For the records below, say how many lines contain the string "BattlePanic". Give the number only.
- - - -
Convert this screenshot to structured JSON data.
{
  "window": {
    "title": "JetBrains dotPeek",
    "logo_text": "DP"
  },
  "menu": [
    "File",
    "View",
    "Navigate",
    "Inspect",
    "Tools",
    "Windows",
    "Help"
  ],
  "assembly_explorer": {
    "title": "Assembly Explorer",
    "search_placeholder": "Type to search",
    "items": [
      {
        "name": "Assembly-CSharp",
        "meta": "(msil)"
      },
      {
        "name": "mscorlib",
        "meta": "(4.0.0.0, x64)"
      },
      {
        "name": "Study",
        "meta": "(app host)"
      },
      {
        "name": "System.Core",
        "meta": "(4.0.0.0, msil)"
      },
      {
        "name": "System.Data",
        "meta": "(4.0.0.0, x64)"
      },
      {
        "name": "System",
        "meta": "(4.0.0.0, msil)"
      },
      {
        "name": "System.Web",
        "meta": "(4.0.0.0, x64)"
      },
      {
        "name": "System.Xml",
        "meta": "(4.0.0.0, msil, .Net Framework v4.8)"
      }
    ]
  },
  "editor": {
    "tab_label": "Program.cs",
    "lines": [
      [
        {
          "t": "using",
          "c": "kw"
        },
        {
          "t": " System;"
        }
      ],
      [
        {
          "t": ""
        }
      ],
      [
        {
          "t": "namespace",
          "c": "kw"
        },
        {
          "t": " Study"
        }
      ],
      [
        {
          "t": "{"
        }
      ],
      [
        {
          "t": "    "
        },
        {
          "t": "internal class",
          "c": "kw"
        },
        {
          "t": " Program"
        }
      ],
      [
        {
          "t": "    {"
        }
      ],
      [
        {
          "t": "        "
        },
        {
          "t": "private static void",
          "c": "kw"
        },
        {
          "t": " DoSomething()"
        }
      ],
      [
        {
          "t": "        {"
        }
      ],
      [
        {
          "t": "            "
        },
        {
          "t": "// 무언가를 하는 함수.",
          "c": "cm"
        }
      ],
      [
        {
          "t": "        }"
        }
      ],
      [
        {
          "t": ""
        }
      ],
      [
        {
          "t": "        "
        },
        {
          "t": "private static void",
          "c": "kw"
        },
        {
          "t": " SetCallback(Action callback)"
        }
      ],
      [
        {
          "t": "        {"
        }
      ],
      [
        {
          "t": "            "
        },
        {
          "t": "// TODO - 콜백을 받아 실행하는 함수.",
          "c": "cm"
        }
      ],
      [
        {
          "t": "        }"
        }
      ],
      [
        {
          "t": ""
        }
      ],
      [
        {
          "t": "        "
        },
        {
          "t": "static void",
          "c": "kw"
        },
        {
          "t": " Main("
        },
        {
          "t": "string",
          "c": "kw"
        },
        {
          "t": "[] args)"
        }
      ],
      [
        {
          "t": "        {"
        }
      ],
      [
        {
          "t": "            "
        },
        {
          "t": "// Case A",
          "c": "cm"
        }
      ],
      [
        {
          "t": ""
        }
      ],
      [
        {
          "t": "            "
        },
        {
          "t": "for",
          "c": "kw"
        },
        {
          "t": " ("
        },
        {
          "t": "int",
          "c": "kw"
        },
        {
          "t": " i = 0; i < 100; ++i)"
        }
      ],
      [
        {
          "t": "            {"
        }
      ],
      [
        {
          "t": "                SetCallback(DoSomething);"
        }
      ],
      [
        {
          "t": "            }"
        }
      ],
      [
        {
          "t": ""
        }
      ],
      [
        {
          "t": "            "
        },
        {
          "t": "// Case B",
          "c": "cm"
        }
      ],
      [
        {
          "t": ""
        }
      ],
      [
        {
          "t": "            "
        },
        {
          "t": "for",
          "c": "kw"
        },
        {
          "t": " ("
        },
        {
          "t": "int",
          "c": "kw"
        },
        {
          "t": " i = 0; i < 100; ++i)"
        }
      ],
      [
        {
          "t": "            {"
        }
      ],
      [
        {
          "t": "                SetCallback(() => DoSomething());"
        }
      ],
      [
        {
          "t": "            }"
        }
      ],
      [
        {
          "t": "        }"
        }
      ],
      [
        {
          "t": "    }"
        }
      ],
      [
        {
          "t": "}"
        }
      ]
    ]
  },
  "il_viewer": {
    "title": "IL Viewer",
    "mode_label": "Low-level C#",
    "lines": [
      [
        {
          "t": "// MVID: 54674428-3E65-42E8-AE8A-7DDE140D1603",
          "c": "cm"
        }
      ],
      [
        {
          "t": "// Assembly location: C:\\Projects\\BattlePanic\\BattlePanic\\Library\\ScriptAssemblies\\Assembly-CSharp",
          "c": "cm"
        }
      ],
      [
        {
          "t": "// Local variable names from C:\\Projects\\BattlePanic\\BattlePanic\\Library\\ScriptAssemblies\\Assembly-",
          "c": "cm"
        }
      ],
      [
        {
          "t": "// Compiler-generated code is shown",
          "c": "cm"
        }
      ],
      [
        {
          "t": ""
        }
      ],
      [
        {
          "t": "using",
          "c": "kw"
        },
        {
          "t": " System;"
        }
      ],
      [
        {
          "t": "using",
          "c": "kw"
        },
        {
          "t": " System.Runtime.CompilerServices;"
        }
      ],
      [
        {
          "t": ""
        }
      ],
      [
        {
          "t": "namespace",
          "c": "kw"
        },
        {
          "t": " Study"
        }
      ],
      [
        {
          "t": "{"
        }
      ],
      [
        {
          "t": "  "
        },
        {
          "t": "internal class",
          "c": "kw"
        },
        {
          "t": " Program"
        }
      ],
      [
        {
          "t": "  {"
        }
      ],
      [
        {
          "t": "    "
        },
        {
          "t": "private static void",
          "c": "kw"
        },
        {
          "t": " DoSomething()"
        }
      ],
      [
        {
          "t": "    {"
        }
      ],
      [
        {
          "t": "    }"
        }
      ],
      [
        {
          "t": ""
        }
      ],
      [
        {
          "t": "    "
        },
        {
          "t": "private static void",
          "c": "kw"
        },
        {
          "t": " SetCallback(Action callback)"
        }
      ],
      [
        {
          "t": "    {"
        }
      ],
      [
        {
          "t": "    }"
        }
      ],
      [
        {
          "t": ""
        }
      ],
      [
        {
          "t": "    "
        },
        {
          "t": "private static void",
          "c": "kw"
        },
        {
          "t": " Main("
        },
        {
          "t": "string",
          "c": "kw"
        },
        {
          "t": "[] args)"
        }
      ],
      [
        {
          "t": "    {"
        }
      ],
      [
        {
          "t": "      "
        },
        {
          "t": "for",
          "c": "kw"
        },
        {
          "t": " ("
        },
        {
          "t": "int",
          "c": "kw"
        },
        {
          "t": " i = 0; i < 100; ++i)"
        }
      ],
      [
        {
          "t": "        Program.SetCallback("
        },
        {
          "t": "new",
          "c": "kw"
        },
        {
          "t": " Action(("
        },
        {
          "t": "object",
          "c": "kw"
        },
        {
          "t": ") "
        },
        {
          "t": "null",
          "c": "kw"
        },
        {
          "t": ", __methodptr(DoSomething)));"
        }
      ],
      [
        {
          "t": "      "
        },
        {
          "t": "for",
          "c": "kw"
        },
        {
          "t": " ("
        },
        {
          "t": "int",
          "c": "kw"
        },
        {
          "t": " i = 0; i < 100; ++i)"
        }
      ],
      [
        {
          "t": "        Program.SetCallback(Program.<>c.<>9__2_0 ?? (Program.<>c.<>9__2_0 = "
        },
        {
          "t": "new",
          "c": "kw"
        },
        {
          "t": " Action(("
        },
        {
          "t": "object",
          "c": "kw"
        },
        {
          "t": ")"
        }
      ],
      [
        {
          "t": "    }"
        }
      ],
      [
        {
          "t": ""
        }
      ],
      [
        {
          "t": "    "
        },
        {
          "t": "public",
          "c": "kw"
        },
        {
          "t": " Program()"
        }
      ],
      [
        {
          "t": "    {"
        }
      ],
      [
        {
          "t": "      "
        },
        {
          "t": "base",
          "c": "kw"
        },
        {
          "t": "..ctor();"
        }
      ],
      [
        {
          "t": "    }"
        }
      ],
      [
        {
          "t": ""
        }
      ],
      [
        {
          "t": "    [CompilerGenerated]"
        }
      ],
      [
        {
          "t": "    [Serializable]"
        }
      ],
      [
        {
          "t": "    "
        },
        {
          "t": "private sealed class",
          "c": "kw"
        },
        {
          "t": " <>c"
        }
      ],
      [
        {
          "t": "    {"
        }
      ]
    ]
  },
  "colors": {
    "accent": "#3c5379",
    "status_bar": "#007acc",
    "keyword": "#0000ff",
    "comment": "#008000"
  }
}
- - - -
*WORKED SOLUTION:* 2